## Short exercise
Tally how many lines hold the string "HAROON". Your reply should be that number alone.

## Data shown

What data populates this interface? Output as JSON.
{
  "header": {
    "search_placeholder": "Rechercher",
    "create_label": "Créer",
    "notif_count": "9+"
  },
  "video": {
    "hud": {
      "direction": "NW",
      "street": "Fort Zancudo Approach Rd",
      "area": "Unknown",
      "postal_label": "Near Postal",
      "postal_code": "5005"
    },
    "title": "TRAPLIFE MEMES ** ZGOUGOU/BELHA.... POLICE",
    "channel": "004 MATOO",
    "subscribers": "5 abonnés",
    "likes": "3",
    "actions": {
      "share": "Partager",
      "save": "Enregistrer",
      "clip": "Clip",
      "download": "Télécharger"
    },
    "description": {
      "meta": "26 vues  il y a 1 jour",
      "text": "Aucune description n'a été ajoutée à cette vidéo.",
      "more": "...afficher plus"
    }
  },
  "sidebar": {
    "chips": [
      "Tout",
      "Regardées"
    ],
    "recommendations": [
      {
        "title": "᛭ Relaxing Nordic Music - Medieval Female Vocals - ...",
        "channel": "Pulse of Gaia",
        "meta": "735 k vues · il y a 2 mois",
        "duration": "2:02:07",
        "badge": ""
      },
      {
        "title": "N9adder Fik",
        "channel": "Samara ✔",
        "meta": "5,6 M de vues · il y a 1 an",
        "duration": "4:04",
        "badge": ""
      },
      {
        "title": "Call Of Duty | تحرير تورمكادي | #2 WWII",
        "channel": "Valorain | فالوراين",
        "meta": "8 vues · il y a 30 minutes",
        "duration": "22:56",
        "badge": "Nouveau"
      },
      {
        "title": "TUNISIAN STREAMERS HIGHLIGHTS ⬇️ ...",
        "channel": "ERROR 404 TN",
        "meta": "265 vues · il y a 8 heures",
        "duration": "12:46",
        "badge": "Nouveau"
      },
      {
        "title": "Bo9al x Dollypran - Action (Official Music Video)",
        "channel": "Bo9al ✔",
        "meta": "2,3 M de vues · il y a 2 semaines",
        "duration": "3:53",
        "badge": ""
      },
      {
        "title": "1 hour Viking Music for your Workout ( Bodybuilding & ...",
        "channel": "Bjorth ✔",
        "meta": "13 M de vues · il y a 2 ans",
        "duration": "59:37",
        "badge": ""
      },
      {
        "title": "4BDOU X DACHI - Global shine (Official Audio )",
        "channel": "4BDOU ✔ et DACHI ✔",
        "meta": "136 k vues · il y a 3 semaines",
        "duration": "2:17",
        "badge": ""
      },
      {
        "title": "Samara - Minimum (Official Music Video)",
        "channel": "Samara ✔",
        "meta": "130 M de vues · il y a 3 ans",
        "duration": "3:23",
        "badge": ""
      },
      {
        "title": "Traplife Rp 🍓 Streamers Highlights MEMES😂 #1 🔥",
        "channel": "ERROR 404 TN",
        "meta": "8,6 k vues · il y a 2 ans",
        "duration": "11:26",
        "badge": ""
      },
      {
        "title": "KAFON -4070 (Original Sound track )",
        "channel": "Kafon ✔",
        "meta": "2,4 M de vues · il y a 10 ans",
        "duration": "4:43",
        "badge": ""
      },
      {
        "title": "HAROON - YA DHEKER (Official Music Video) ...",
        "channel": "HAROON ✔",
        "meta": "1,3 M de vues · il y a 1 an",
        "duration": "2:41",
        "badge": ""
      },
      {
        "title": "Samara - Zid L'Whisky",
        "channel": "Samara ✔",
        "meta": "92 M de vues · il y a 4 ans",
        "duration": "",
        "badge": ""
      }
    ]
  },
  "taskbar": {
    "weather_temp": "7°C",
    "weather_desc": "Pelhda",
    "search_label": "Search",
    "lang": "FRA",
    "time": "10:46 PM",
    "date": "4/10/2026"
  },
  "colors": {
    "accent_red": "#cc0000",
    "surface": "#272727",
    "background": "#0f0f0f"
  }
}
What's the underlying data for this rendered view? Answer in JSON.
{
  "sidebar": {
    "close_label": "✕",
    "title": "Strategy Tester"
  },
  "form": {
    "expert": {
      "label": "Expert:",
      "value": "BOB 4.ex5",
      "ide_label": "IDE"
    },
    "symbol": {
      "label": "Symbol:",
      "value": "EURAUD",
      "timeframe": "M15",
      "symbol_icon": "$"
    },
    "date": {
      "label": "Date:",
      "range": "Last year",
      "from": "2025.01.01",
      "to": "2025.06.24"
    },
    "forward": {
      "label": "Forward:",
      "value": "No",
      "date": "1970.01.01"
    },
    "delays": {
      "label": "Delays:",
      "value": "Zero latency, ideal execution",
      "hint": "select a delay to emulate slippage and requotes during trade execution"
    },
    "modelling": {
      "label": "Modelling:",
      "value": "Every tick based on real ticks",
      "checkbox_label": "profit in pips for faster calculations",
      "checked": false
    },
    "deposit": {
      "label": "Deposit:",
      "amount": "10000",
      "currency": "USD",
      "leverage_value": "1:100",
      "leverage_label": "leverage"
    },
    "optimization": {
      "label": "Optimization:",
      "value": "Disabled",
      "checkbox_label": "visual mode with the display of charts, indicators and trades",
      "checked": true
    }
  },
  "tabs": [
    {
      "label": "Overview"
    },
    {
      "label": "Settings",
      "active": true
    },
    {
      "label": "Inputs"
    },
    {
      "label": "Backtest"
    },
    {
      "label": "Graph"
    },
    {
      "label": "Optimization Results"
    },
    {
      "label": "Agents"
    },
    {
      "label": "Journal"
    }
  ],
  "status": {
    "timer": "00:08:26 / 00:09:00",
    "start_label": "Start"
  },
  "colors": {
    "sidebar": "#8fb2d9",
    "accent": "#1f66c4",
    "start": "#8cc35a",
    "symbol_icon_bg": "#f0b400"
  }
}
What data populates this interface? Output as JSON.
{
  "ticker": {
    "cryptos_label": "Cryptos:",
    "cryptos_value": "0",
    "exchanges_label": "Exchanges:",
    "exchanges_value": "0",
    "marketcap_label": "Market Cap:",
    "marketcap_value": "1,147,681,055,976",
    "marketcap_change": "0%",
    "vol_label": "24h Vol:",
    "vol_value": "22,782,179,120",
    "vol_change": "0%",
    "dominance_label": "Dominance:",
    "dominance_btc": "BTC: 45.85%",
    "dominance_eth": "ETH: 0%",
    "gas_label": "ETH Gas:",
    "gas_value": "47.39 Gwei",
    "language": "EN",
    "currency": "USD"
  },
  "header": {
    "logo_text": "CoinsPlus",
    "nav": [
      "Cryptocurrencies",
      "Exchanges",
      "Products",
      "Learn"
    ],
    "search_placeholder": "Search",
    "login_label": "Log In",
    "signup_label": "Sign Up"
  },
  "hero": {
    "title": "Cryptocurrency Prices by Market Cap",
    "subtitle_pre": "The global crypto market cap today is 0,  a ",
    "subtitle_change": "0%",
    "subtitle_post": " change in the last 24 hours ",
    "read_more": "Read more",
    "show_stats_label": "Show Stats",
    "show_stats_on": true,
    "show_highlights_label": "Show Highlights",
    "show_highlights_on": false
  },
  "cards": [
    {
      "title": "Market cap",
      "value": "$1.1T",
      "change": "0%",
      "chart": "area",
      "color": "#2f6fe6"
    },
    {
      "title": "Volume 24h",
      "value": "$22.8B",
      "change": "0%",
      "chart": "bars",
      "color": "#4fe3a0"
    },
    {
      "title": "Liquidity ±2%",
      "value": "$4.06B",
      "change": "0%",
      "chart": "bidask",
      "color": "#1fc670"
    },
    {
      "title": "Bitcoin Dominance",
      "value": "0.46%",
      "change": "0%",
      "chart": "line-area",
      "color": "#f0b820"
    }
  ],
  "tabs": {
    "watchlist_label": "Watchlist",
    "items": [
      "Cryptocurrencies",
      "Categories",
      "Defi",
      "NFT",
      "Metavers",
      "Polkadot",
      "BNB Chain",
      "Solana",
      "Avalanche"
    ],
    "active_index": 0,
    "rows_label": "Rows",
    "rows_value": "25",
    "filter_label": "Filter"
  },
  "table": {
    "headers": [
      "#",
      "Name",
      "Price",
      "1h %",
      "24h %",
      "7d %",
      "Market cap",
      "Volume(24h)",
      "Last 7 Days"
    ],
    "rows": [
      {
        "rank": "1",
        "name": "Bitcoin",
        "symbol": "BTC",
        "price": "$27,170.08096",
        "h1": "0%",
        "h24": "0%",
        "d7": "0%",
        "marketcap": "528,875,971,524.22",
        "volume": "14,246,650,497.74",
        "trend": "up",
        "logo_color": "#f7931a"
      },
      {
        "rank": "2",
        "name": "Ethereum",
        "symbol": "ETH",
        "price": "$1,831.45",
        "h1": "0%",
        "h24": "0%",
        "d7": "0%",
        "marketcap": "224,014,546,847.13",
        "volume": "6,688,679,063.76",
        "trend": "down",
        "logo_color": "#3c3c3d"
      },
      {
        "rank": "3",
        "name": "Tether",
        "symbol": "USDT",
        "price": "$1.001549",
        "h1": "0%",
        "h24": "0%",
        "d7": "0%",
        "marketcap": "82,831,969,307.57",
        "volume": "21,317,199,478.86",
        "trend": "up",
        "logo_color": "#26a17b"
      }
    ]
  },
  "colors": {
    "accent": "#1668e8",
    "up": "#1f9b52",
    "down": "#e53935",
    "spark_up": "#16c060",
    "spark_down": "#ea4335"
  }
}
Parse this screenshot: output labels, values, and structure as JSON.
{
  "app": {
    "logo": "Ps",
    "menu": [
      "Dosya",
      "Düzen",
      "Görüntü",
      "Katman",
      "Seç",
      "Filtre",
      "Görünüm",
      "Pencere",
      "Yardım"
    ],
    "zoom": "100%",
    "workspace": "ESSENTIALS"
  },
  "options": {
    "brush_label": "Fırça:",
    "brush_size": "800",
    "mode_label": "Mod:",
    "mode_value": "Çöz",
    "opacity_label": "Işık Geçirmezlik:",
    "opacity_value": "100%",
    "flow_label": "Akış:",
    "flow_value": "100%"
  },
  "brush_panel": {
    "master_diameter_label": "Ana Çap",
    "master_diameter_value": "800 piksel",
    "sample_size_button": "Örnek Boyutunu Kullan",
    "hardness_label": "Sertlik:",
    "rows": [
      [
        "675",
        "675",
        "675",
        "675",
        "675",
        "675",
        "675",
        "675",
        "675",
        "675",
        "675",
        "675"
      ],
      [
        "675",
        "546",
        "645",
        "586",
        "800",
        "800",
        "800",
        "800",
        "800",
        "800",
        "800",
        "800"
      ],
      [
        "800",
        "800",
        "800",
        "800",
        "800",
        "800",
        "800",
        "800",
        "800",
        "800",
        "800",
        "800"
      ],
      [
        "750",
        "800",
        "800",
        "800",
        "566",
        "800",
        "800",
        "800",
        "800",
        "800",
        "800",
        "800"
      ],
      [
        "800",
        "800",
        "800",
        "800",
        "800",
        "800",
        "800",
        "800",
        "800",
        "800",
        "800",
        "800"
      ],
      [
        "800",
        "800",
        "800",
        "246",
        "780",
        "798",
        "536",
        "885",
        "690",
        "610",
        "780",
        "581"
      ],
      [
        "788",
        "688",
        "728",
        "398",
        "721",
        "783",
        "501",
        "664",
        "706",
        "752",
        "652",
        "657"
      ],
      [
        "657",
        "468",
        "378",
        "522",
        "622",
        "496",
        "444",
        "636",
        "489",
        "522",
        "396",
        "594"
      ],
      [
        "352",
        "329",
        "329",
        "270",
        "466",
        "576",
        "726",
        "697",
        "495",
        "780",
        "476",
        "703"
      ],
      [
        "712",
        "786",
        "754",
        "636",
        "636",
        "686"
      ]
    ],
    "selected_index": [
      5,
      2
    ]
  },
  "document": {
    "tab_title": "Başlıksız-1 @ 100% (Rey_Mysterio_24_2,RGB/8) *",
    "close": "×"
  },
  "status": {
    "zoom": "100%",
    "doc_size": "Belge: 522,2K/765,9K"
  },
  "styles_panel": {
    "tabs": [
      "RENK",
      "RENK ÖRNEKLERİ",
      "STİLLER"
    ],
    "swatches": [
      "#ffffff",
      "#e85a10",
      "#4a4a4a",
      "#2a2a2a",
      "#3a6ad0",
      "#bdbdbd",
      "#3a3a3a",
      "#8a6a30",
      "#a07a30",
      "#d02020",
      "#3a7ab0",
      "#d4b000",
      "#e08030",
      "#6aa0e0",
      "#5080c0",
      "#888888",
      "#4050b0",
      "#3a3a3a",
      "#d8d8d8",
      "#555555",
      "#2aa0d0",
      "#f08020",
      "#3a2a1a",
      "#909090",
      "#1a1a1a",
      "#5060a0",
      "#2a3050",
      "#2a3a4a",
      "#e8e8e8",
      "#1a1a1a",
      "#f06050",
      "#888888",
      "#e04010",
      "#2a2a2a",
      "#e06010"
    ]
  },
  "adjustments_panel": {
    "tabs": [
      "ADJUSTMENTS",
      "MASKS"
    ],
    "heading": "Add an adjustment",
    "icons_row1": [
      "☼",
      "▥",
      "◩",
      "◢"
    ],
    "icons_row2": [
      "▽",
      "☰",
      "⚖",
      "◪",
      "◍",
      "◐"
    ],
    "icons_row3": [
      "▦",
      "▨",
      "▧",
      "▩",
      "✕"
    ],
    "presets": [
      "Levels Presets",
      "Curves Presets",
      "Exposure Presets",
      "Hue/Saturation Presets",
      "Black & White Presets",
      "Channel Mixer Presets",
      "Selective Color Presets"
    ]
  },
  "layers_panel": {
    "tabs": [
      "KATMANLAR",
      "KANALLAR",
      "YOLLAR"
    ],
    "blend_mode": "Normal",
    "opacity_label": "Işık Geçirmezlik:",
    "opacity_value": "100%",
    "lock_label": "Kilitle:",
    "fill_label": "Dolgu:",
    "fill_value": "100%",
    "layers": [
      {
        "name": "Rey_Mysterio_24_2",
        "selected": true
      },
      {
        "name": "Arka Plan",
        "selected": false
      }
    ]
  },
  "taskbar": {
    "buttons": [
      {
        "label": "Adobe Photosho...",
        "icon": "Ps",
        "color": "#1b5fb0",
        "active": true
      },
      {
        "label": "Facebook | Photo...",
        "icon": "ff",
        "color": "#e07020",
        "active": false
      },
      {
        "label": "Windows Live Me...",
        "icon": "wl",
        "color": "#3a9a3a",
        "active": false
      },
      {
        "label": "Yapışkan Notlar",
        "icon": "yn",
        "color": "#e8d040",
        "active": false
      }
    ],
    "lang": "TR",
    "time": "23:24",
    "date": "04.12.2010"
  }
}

## Answer to this exercise
2